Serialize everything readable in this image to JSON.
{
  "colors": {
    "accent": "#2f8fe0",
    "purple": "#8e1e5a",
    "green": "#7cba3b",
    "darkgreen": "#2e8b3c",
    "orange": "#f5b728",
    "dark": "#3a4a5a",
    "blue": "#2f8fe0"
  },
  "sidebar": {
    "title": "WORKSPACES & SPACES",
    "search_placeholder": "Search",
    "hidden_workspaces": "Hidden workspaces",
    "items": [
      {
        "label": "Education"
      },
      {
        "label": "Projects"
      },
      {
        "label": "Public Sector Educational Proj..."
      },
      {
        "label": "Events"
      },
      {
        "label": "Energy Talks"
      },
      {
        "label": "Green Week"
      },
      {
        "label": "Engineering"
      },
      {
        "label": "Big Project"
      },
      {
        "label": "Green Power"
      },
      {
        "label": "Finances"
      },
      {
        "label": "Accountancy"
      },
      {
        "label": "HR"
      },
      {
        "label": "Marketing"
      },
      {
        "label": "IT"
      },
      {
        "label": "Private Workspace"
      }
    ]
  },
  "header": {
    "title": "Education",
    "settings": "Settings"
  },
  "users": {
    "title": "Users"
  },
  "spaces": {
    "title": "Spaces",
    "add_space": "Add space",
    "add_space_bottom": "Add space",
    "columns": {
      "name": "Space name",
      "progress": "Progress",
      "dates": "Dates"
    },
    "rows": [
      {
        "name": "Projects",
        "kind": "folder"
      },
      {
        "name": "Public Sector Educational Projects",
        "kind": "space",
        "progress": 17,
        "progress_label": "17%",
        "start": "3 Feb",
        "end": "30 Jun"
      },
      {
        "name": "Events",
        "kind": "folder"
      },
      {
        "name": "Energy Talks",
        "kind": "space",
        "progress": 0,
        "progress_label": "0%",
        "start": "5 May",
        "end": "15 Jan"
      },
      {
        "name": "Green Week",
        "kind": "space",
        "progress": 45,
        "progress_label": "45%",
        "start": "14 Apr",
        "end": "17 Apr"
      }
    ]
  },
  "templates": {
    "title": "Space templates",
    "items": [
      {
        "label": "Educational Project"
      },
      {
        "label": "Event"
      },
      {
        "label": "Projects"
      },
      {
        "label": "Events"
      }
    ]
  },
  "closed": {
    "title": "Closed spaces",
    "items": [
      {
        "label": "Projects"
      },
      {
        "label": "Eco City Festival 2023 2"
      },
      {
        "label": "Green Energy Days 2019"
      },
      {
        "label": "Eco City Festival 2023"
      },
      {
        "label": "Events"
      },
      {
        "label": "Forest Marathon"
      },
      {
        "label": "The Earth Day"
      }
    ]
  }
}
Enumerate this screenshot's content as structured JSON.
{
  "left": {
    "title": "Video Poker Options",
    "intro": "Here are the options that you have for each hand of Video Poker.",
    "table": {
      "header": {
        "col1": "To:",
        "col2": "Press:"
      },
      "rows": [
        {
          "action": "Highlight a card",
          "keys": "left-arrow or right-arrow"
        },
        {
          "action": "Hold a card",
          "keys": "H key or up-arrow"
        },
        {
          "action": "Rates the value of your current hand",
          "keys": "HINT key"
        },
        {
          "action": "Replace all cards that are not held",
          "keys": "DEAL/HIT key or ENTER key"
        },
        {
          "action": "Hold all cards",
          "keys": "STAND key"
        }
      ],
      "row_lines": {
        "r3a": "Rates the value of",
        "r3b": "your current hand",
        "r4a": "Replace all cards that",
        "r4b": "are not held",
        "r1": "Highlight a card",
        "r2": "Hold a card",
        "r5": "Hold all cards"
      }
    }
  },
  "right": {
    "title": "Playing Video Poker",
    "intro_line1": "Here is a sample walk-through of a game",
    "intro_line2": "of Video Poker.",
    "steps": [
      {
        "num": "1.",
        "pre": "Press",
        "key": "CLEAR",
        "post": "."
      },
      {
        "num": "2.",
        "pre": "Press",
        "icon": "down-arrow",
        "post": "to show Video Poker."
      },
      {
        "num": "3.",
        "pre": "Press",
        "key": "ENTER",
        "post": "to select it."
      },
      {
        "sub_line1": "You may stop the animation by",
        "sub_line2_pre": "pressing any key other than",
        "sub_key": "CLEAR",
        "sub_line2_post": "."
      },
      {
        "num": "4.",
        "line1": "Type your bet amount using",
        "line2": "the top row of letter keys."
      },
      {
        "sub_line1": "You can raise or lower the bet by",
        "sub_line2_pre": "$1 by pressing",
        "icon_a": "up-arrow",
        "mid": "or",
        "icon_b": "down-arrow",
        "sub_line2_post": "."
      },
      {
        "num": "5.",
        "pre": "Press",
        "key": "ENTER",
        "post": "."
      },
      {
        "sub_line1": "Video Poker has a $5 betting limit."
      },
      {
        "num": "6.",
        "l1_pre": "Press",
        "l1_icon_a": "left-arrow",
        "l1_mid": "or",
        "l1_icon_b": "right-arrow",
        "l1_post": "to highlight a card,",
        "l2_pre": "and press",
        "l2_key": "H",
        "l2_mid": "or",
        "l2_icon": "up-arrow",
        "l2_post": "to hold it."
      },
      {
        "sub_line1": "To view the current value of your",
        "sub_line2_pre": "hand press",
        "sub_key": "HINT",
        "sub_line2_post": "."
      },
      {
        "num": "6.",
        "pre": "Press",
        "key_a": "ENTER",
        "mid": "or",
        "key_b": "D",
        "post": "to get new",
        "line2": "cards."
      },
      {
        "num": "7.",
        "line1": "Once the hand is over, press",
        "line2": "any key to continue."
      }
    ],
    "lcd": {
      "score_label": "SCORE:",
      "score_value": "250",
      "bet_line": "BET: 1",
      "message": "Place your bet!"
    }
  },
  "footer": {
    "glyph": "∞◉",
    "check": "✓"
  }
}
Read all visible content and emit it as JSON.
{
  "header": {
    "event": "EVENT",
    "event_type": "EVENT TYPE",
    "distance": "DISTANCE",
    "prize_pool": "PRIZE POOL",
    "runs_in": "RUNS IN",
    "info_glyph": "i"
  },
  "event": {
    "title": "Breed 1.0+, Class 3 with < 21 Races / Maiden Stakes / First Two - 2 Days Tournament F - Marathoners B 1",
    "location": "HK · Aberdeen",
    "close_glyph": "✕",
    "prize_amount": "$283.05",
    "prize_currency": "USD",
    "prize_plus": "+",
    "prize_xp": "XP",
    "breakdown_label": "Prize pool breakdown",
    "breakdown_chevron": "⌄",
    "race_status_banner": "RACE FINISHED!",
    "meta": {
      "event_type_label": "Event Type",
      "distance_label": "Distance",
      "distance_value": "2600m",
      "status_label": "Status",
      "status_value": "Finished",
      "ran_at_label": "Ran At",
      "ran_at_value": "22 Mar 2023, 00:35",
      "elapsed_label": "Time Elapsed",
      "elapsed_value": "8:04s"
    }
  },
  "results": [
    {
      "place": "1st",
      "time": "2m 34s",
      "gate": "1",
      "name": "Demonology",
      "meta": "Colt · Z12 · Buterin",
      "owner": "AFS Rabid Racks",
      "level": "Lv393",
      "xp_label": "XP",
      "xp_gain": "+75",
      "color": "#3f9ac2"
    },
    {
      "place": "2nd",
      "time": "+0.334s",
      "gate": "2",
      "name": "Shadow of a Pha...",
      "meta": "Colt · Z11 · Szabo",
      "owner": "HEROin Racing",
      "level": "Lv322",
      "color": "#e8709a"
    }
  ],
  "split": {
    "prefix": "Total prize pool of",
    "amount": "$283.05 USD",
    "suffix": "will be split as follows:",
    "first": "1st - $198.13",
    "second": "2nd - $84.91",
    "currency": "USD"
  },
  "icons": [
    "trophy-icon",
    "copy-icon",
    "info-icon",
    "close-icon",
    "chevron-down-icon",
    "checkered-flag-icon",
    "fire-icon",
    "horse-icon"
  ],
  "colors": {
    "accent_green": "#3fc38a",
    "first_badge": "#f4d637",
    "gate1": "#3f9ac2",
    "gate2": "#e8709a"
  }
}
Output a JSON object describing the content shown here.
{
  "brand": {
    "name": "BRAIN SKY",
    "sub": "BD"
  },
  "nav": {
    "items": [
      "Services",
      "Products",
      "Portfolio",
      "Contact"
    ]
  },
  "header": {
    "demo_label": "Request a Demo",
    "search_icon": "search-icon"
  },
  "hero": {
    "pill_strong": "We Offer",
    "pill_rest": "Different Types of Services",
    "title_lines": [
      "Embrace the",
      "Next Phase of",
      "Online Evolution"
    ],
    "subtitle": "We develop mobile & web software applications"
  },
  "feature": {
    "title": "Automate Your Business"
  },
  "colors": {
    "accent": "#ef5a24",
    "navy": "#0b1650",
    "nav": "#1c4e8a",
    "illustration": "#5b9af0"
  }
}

_ _ _

- [Problem statement]:
Using the material above, extract the line that contains "Output a JSON" and every line after it, exactly as given; stop at the last line.

- [Output for this exercise]:
Output a JSON object describing the content shown here.
{
  "brand": {
    "name": "BRAIN SKY",
    "sub": "BD"
  },
  "nav": {
    "items": [
      "Services",
      "Products",
      "Portfolio",
      "Contact"
    ]
  },
  "header": {
    "demo_label": "Request a Demo",
    "search_icon": "search-icon"
  },
  "hero": {
    "pill_strong": "We Offer",
    "pill_rest": "Different Types of Services",
    "title_lines": [
      "Embrace the",
      "Next Phase of",
      "Online Evolution"
    ],
    "subtitle": "We develop mobile & web software applications"
  },
  "feature": {
    "title": "Automate Your Business"
  },
  "colors": {
    "accent": "#ef5a24",
    "navy": "#0b1650",
    "nav": "#1c4e8a",
    "illustration": "#5b9af0"
  }
}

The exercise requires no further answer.